◆ Aim of the exercise: Gather the lines below that include the string "name", copying each in full.

(Items from a data source)
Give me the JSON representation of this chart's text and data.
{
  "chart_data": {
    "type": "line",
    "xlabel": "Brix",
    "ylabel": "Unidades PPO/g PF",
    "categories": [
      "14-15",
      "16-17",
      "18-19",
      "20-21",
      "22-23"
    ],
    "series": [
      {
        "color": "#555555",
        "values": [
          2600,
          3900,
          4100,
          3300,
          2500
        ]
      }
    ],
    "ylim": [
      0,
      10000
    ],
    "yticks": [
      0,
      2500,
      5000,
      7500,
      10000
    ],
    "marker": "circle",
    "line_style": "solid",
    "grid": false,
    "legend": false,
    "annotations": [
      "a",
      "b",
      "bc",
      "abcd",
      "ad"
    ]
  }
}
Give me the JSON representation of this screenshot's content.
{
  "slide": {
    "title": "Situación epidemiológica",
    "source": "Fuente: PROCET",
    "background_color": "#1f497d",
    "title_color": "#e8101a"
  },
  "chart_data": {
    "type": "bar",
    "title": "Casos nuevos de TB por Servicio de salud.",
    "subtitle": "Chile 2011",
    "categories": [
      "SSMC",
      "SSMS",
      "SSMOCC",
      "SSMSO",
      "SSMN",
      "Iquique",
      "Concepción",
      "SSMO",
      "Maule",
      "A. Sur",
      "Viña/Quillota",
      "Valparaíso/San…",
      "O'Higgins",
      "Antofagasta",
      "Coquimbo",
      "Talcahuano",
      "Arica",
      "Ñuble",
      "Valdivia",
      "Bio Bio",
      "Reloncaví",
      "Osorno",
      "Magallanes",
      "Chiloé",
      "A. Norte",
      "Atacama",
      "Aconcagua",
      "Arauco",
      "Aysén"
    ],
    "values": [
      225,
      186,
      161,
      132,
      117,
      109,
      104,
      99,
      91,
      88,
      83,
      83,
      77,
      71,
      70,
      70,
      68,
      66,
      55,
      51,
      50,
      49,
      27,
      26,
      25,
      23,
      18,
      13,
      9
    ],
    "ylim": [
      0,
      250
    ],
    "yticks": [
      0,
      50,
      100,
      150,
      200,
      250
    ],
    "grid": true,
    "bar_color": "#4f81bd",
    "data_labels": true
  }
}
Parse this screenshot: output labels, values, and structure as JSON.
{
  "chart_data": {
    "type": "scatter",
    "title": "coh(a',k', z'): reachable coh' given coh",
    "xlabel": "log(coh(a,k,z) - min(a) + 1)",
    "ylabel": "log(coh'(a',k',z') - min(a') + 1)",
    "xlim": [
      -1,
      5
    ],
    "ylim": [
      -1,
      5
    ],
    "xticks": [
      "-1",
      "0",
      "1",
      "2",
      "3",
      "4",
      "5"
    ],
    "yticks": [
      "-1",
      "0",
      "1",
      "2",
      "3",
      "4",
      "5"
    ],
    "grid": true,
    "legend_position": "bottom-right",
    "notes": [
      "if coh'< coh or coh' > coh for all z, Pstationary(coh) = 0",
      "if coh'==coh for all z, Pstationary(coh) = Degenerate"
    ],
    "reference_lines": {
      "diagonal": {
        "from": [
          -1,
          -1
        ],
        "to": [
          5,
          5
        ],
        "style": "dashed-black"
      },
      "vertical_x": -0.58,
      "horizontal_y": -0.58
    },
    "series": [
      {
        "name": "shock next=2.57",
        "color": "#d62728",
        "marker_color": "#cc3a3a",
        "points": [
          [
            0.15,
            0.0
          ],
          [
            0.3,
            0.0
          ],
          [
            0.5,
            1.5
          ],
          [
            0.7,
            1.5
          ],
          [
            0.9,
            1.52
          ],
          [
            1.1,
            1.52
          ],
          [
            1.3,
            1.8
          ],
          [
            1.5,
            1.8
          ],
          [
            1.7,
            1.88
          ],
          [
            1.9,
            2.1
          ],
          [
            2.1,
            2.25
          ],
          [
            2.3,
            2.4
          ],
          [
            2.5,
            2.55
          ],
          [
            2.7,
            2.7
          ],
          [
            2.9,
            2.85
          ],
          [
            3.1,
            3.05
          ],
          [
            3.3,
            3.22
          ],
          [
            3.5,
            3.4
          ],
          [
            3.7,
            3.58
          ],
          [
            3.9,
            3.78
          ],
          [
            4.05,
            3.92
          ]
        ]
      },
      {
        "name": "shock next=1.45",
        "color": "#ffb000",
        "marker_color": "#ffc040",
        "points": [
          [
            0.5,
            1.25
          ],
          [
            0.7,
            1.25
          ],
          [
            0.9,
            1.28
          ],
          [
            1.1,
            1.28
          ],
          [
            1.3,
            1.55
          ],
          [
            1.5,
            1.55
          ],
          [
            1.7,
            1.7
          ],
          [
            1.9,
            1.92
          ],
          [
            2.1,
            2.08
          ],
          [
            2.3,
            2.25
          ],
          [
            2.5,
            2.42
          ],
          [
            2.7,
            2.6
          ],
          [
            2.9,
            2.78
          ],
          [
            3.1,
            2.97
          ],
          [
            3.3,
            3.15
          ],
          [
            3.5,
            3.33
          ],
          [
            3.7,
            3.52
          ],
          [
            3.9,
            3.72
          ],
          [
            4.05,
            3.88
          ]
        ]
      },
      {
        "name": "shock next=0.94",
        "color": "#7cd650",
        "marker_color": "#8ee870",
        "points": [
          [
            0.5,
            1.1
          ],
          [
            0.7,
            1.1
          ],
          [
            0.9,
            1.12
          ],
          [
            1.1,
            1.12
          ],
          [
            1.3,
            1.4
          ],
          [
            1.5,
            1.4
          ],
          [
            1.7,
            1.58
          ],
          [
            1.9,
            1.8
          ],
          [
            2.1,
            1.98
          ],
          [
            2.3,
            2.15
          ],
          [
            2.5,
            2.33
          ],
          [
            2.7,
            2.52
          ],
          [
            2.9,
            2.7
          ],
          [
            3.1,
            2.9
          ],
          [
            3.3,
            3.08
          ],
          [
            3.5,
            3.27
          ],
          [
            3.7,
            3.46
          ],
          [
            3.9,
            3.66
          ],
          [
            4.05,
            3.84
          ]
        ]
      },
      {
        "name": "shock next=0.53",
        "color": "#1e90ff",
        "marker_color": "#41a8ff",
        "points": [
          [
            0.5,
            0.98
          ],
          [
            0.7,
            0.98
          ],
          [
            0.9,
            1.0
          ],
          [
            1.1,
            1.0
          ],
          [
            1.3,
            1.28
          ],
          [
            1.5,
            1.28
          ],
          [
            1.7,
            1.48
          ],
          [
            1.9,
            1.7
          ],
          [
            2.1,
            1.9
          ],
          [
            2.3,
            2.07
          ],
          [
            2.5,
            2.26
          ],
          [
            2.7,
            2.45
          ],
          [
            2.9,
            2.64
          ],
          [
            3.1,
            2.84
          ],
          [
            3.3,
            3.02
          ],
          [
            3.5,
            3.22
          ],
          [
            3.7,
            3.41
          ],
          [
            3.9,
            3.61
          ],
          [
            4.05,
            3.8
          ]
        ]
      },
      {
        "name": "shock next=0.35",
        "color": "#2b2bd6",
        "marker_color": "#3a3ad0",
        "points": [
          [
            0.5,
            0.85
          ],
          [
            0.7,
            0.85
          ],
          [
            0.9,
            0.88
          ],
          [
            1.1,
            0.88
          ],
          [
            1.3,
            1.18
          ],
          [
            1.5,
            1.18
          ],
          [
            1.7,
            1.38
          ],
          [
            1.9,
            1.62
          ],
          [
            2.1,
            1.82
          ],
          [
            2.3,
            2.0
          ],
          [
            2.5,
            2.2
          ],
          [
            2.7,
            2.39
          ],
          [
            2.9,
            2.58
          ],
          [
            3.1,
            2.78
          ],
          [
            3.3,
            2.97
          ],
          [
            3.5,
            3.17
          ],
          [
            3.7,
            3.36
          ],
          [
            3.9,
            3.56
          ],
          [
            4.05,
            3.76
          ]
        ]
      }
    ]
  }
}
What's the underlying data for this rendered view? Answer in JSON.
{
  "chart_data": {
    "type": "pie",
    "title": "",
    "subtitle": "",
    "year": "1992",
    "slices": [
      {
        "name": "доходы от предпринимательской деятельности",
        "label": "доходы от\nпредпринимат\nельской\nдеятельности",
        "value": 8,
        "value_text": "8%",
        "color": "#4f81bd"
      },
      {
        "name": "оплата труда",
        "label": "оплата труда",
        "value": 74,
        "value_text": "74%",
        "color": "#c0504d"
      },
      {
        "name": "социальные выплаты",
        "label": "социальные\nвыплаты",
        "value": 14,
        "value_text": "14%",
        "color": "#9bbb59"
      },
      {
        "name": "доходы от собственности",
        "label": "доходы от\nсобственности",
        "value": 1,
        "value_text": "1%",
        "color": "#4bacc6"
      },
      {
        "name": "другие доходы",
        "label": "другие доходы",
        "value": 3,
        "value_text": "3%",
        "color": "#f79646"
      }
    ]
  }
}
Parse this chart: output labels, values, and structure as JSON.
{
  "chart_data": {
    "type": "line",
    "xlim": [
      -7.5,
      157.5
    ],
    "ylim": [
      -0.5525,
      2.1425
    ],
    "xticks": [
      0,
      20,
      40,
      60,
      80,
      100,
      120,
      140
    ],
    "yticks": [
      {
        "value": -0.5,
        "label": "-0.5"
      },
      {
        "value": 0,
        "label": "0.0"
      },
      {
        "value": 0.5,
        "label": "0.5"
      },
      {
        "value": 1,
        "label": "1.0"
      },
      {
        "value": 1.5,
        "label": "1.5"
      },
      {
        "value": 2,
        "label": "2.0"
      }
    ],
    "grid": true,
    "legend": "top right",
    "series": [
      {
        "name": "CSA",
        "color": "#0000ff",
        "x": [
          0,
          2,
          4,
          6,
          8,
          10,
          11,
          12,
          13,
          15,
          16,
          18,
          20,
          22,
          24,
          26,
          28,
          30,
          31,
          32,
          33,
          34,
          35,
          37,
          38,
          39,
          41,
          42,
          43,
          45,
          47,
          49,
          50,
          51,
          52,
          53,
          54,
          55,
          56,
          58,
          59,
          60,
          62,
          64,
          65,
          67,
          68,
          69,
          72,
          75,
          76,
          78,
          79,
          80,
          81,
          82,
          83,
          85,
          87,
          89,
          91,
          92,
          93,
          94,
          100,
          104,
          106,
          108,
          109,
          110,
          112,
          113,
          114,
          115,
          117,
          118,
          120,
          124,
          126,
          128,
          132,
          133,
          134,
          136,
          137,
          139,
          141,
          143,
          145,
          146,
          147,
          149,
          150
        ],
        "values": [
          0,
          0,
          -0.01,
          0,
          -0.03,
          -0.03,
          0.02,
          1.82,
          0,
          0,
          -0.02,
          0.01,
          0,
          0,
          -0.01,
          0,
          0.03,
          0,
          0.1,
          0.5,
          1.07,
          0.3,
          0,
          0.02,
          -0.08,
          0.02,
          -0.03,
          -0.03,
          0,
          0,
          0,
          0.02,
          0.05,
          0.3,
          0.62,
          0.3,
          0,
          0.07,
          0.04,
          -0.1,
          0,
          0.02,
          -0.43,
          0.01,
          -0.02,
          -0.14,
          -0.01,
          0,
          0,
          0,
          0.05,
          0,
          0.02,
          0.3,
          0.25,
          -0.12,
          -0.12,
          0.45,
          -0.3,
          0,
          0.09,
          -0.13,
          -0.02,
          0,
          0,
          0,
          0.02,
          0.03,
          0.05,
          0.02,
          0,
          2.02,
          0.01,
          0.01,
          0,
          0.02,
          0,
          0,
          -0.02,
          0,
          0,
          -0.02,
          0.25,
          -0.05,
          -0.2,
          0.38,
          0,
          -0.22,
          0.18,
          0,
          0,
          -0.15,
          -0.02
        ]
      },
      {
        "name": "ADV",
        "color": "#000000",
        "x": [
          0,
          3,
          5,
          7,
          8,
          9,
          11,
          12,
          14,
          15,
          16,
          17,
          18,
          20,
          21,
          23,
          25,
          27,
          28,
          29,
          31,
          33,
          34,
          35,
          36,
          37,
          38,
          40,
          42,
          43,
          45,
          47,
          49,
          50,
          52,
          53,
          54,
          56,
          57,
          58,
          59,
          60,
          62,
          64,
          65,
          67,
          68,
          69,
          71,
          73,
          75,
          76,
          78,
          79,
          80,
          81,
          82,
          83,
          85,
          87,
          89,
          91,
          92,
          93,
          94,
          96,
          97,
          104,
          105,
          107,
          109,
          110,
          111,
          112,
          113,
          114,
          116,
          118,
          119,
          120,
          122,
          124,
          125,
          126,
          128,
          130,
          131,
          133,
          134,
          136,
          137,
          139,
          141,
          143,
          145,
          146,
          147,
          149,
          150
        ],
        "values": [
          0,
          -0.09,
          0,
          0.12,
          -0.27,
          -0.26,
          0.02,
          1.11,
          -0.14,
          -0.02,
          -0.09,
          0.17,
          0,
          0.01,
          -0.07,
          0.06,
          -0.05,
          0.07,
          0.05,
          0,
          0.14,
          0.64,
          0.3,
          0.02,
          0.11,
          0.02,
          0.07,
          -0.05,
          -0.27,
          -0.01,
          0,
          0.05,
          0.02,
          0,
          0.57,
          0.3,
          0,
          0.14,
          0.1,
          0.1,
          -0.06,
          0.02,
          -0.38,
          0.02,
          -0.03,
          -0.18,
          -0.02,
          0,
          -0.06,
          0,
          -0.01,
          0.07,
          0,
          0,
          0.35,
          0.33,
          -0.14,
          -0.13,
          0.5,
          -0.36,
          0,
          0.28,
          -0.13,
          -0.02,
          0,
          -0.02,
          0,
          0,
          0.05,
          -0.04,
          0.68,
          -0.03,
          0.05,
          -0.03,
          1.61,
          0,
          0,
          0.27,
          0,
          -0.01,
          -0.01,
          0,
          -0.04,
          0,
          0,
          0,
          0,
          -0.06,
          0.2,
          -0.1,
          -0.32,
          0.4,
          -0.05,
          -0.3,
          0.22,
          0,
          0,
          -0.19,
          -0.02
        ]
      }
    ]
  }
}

◆ Answer to the problem:
        "name": "shock next=2.57",
        "name": "shock next=1.45",
        "name": "shock next=0.94",
        "name": "shock next=0.53",
        "name": "shock next=0.35",
        "name": "доходы от предпринимательской деятельности",
        "name": "оплата труда",
        "name": "социальные выплаты",
        "name": "доходы от собственности",
        "name": "другие доходы",
        "name": "CSA",
        "name": "ADV",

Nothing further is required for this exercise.